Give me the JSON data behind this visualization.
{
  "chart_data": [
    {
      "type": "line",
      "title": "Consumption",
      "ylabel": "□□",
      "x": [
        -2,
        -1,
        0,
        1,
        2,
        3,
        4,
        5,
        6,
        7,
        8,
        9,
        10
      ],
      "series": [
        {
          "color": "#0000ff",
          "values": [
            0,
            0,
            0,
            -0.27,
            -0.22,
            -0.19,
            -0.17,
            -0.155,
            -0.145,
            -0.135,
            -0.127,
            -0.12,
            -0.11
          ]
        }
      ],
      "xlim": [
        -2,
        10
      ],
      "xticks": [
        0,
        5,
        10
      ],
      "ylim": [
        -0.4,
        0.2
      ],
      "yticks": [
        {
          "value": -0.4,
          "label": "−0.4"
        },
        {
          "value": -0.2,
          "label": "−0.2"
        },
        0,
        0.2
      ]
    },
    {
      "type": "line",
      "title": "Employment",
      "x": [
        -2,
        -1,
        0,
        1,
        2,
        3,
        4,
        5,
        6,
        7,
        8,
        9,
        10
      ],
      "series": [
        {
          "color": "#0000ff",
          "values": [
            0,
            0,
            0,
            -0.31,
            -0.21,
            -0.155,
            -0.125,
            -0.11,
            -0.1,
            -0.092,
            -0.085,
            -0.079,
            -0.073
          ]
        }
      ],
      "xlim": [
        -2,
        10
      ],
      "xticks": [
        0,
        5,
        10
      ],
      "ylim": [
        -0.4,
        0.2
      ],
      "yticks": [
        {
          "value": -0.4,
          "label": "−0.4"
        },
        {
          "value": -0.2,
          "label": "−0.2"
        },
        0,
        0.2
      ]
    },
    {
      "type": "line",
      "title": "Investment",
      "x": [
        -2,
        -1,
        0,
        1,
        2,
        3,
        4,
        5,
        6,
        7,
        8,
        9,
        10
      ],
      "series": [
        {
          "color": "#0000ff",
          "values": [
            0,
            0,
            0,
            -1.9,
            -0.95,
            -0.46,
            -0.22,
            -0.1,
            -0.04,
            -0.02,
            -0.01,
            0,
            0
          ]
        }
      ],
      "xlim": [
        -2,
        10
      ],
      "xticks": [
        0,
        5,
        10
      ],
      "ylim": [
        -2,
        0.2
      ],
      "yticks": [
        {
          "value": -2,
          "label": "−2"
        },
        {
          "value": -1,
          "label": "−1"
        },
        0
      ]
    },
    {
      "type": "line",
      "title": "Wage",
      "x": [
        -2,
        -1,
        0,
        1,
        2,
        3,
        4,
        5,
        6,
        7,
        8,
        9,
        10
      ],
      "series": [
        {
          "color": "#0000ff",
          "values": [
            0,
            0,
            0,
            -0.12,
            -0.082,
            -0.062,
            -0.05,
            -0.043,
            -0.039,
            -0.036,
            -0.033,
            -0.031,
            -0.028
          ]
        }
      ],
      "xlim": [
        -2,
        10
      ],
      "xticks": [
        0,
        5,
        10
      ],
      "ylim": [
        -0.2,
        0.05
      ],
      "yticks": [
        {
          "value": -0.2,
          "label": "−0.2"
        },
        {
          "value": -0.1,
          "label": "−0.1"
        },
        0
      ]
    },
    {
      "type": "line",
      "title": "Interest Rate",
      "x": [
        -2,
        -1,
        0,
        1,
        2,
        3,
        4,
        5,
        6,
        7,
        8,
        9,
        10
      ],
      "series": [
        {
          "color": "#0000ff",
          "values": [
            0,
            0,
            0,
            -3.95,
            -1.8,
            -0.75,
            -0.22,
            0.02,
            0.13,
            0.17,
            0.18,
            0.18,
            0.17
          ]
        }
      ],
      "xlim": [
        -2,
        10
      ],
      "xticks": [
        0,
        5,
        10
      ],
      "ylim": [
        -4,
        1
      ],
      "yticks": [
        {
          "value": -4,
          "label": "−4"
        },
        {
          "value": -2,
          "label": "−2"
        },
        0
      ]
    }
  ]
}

Task:
Print all of the data exactly as it was given.

Output of the exercise:
Give me the JSON data behind this visualization.
{
  "chart_data": [
    {
      "type": "line",
      "title": "Consumption",
      "ylabel": "□□",
      "x": [
        -2,
        -1,
        0,
        1,
        2,
        3,
        4,
        5,
        6,
        7,
        8,
        9,
        10
      ],
      "series": [
        {
          "color": "#0000ff",
          "values": [
            0,
            0,
            0,
            -0.27,
            -0.22,
            -0.19,
            -0.17,
            -0.155,
            -0.145,
            -0.135,
            -0.127,
            -0.12,
            -0.11
          ]
        }
      ],
      "xlim": [
        -2,
        10
      ],
      "xticks": [
        0,
        5,
        10
      ],
      "ylim": [
        -0.4,
        0.2
      ],
      "yticks": [
        {
          "value": -0.4,
          "label": "−0.4"
        },
        {
          "value": -0.2,
          "label": "−0.2"
        },
        0,
        0.2
      ]
    },
    {
      "type": "line",
      "title": "Employment",
      "x": [
        -2,
        -1,
        0,
        1,
        2,
        3,
        4,
        5,
        6,
        7,
        8,
        9,
        10
      ],
      "series": [
        {
          "color": "#0000ff",
          "values": [
            0,
            0,
            0,
            -0.31,
            -0.21,
            -0.155,
            -0.125,
            -0.11,
            -0.1,
            -0.092,
            -0.085,
            -0.079,
            -0.073
          ]
        }
      ],
      "xlim": [
        -2,
        10
      ],
      "xticks": [
        0,
        5,
        10
      ],
      "ylim": [
        -0.4,
        0.2
      ],
      "yticks": [
        {
          "value": -0.4,
          "label": "−0.4"
        },
        {
          "value": -0.2,
          "label": "−0.2"
        },
        0,
        0.2
      ]
    },
    {
      "type": "line",
      "title": "Investment",
      "x": [
        -2,
        -1,
        0,
        1,
        2,
        3,
        4,
        5,
        6,
        7,
        8,
        9,
        10
      ],
      "series": [
        {
          "color": "#0000ff",
          "values": [
            0,
            0,
            0,
            -1.9,
            -0.95,
            -0.46,
            -0.22,
            -0.1,
            -0.04,
            -0.02,
            -0.01,
            0,
            0
          ]
        }
      ],
      "xlim": [
        -2,
        10
      ],
      "xticks": [
        0,
        5,
        10
      ],
      "ylim": [
        -2,
        0.2
      ],
      "yticks": [
        {
          "value": -2,
          "label": "−2"
        },
        {
          "value": -1,
          "label": "−1"
        },
        0
      ]
    },
    {
      "type": "line",
      "title": "Wage",
      "x": [
        -2,
        -1,
        0,
        1,
        2,
        3,
        4,
        5,
        6,
        7,
        8,
        9,
        10
      ],
      "series": [
        {
          "color": "#0000ff",
          "values": [
            0,
            0,
            0,
            -0.12,
            -0.082,
            -0.062,
            -0.05,
            -0.043,
            -0.039,
            -0.036,
            -0.033,
            -0.031,
            -0.028
          ]
        }
      ],
      "xlim": [
        -2,
        10
      ],
      "xticks": [
        0,
        5,
        10
      ],
      "ylim": [
        -0.2,
        0.05
      ],
      "yticks": [
        {
          "value": -0.2,
          "label": "−0.2"
        },
        {
          "value": -0.1,
          "label": "−0.1"
        },
        0
      ]
    },
    {
      "type": "line",
      "title": "Interest Rate",
      "x": [
        -2,
        -1,
        0,
        1,
        2,
        3,
        4,
        5,
        6,
        7,
        8,
        9,
        10
      ],
      "series": [
        {
          "color": "#0000ff",
          "values": [
            0,
            0,
            0,
            -3.95,
            -1.8,
            -0.75,
            -0.22,
            0.02,
            0.13,
            0.17,
            0.18,
            0.18,
            0.17
          ]
        }
      ],
      "xlim": [
        -2,
        10
      ],
      "xticks": [
        0,
        5,
        10
      ],
      "ylim": [
        -4,
        1
      ],
      "yticks": [
        {
          "value": -4,
          "label": "−4"
        },
        {
          "value": -2,
          "label": "−2"
        },
        0
      ]
    }
  ]
}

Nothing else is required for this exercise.